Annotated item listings
.....

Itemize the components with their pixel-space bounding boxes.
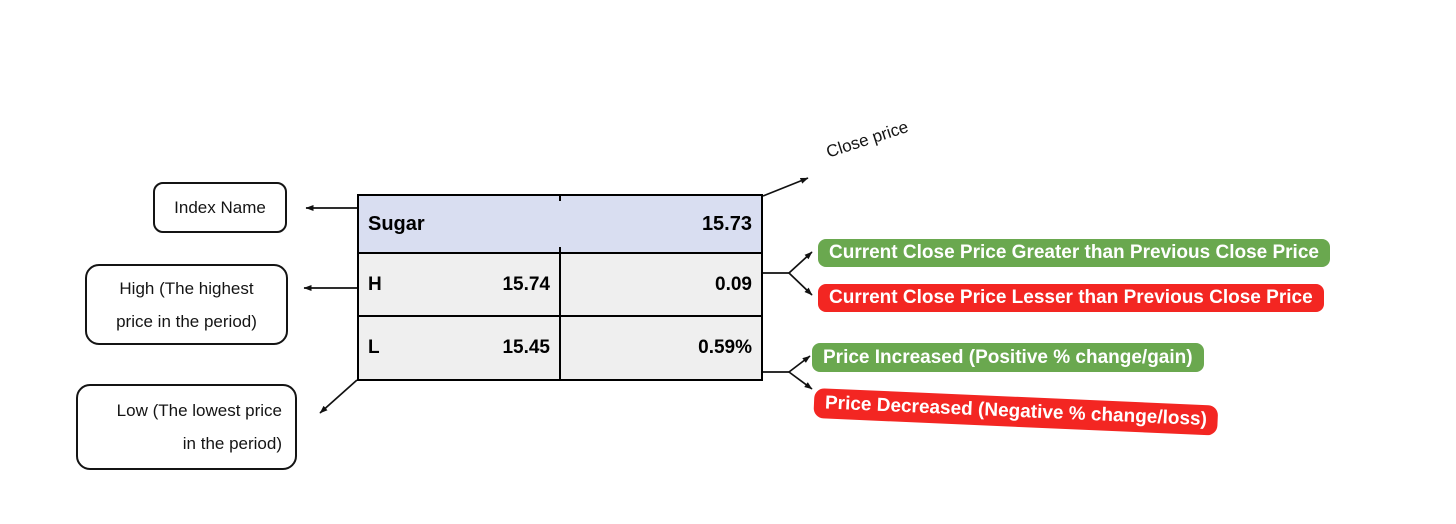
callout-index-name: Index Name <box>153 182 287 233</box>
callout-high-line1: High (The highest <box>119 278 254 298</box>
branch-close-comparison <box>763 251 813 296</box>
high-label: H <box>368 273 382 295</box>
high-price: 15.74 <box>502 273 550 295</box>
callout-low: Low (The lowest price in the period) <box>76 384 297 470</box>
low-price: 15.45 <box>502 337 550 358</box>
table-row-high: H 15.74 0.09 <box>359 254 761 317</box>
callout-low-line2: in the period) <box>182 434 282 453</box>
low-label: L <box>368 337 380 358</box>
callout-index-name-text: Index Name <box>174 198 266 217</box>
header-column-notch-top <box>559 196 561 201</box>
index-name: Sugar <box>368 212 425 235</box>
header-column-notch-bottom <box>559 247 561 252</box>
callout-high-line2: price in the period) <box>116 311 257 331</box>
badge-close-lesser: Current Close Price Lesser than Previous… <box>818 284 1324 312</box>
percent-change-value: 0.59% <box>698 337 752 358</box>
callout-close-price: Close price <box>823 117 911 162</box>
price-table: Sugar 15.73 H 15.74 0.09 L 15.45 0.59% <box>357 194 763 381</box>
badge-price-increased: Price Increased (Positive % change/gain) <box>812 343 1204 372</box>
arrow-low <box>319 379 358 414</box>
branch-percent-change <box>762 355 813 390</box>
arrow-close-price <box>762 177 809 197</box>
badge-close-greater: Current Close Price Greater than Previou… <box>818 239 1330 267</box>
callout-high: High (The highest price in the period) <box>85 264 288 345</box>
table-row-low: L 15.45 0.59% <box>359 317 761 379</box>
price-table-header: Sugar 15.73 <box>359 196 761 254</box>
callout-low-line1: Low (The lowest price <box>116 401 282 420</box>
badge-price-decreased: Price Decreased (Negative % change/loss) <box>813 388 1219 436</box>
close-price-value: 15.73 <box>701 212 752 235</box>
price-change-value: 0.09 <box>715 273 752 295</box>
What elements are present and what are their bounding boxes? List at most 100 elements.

.....

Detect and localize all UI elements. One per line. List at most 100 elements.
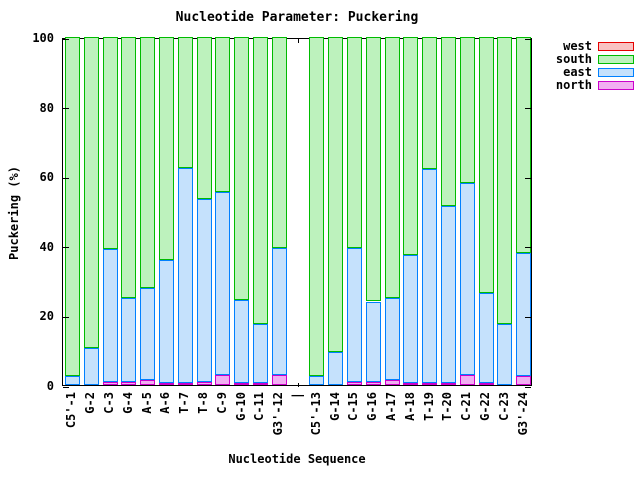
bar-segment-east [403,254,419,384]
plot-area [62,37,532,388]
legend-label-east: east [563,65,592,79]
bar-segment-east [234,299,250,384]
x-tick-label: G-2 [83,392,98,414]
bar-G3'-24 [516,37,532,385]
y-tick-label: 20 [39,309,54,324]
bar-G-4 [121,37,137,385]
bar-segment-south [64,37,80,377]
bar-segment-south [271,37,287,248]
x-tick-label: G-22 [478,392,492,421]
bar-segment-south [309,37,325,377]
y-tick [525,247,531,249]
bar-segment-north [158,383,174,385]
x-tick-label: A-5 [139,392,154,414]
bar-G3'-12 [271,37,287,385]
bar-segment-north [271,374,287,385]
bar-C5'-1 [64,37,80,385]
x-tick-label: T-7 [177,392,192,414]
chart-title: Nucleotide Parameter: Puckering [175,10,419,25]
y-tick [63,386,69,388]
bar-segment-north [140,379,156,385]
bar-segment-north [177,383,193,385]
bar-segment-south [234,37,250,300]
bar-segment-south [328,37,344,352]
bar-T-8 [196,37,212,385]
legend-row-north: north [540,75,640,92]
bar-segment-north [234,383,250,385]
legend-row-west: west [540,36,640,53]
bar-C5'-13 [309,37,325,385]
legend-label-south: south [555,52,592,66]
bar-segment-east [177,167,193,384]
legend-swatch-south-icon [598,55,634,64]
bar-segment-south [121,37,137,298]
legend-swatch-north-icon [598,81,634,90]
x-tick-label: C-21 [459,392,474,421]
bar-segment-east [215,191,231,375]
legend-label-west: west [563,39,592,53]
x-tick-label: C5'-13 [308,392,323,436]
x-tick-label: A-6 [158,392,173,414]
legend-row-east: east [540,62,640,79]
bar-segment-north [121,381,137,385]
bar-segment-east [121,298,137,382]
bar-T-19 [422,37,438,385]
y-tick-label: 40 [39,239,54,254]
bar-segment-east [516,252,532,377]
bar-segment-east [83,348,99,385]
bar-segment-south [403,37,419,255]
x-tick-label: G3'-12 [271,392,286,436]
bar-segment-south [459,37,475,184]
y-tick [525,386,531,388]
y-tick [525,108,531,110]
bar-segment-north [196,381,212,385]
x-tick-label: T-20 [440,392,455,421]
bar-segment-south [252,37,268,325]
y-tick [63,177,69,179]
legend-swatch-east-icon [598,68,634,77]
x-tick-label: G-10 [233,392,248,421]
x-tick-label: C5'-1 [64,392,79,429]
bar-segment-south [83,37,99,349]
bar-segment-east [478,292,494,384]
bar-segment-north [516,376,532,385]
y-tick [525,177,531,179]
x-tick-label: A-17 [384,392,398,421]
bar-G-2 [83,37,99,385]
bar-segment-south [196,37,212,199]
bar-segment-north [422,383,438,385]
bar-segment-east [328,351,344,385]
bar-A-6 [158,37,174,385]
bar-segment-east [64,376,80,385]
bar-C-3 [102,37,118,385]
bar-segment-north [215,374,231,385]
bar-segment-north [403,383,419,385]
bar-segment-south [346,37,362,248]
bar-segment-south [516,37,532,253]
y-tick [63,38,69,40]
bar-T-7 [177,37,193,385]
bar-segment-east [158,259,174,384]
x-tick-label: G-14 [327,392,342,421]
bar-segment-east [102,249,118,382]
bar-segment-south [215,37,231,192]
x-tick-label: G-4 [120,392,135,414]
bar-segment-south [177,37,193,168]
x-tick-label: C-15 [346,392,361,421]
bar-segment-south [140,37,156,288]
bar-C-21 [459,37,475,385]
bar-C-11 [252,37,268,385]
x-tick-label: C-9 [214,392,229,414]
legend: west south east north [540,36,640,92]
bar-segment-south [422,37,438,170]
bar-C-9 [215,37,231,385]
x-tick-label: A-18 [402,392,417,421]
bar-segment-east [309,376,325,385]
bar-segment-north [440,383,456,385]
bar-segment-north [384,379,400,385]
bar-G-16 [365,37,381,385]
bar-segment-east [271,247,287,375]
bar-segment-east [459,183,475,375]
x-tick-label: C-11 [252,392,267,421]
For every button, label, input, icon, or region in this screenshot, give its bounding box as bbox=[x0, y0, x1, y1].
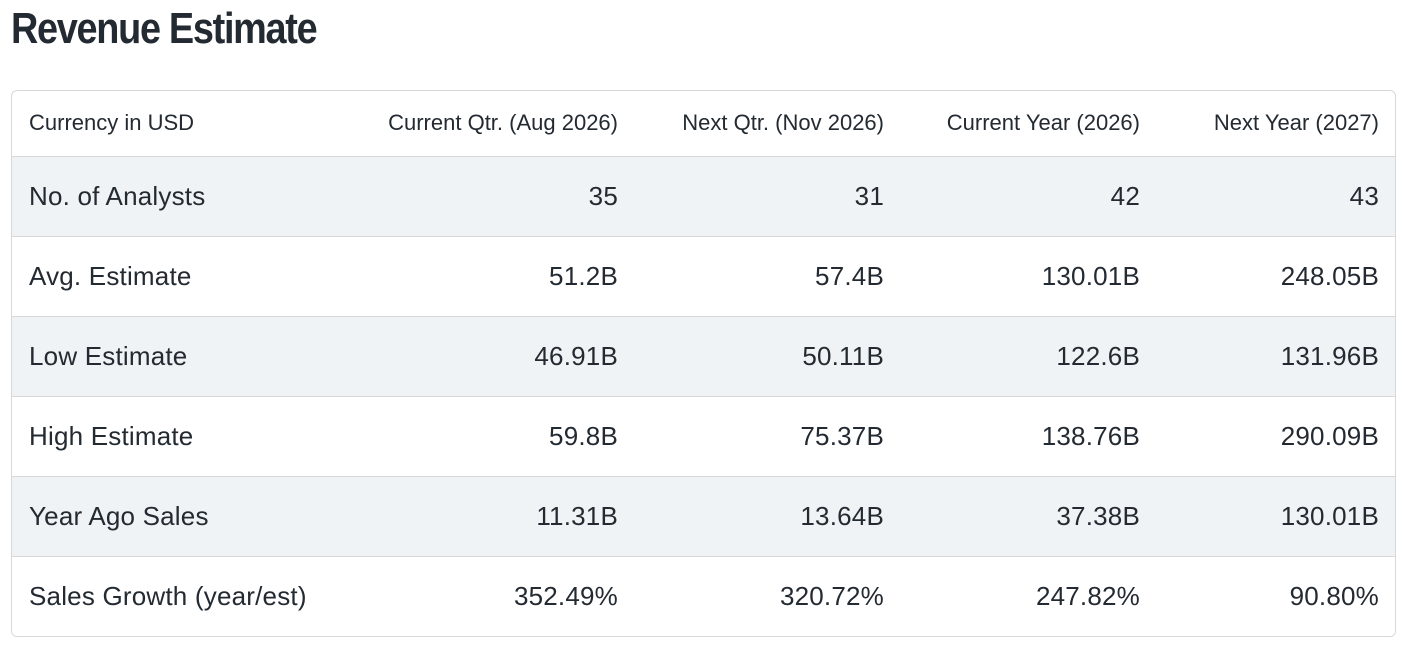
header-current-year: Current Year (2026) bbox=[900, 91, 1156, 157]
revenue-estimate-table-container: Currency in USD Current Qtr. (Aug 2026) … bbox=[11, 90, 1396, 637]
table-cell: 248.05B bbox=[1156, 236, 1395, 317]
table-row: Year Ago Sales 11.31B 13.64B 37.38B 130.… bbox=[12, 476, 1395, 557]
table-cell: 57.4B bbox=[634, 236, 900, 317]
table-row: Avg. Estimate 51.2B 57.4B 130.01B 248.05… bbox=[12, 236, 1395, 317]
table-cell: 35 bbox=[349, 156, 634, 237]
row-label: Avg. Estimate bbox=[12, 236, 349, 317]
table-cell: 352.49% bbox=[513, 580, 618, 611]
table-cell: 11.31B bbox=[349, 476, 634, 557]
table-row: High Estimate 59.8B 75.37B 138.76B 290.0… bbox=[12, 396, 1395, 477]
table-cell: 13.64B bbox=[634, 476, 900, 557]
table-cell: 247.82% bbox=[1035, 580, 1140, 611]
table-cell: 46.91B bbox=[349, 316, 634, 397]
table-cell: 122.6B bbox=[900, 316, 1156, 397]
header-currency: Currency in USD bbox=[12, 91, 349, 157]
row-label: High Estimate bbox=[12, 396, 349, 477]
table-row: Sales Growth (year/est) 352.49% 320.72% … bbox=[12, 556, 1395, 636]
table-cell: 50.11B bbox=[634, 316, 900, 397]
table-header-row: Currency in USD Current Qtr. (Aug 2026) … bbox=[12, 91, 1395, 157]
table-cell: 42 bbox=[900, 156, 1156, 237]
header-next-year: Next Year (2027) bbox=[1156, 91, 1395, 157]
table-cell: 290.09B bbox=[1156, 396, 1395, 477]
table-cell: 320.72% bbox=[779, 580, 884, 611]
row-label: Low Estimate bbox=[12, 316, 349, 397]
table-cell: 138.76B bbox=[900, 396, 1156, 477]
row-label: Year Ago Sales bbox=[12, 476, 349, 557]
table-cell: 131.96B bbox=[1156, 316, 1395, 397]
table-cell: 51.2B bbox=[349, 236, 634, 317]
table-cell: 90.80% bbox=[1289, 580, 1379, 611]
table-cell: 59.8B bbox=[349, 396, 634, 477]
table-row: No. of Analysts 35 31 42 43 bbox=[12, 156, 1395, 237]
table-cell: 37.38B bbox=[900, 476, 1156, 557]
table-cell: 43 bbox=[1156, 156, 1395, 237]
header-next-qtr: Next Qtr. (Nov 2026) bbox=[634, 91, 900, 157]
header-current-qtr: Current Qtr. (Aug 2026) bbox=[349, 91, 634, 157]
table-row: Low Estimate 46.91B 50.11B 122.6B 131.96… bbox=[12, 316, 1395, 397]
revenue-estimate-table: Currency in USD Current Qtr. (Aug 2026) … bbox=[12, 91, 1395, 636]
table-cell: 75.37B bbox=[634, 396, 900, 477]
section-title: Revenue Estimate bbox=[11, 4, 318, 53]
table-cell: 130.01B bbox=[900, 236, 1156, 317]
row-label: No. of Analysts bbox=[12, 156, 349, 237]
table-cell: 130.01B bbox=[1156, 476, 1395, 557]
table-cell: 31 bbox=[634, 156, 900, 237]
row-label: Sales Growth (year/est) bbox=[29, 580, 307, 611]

.....

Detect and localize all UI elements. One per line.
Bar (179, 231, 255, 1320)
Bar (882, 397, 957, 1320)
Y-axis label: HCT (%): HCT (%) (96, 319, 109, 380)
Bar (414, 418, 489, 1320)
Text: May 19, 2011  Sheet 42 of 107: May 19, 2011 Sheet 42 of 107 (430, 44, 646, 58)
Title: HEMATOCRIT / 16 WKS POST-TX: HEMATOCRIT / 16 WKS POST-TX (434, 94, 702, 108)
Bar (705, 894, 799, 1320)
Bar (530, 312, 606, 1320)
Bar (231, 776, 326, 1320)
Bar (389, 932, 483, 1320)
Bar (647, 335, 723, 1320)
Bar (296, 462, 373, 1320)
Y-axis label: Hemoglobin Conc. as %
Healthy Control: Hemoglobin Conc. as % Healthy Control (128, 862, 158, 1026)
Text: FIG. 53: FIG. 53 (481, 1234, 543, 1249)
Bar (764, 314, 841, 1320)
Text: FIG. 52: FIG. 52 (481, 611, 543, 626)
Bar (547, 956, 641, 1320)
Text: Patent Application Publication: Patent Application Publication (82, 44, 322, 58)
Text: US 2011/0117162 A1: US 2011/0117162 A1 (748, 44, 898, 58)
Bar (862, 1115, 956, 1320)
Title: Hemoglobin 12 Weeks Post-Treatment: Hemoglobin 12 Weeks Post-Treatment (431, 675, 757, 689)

.....

_PROBLEM TO WORK ON_:
Swap "Sugar" for "Cocoa" in the items, starting with the line that contains "callout-index-name: Index Name" and going on through the line that contains "callout-close-price: Close price". Return only those lines, with everything else unchanged.

_EXERCISE SOLUTION_:
callout-index-name: Index Name <box>153 182 287 233</box>
callout-high-line1: High (The highest <box>119 278 254 298</box>
branch-close-comparison <box>763 251 813 296</box>
high-label: H <box>368 273 382 295</box>
high-price: 15.74 <box>502 273 550 295</box>
callout-low: Low (The lowest price in the period) <box>76 384 297 470</box>
low-price: 15.45 <box>502 337 550 358</box>
table-row-high: H 15.74 0.09 <box>359 254 761 317</box>
callout-low-line2: in the period) <box>182 434 282 453</box>
low-label: L <box>368 337 380 358</box>
callout-index-name-text: Index Name <box>174 198 266 217</box>
header-column-notch-top <box>559 196 561 201</box>
index-name: Cocoa <box>368 212 425 235</box>
header-column-notch-bottom <box>559 247 561 252</box>
callout-high-line2: price in the period) <box>116 311 257 331</box>
badge-close-lesser: Current Close Price Lesser than Previous… <box>818 284 1324 312</box>
percent-change-value: 0.59% <box>698 337 752 358</box>
callout-close-price: Close price <box>823 117 911 162</box>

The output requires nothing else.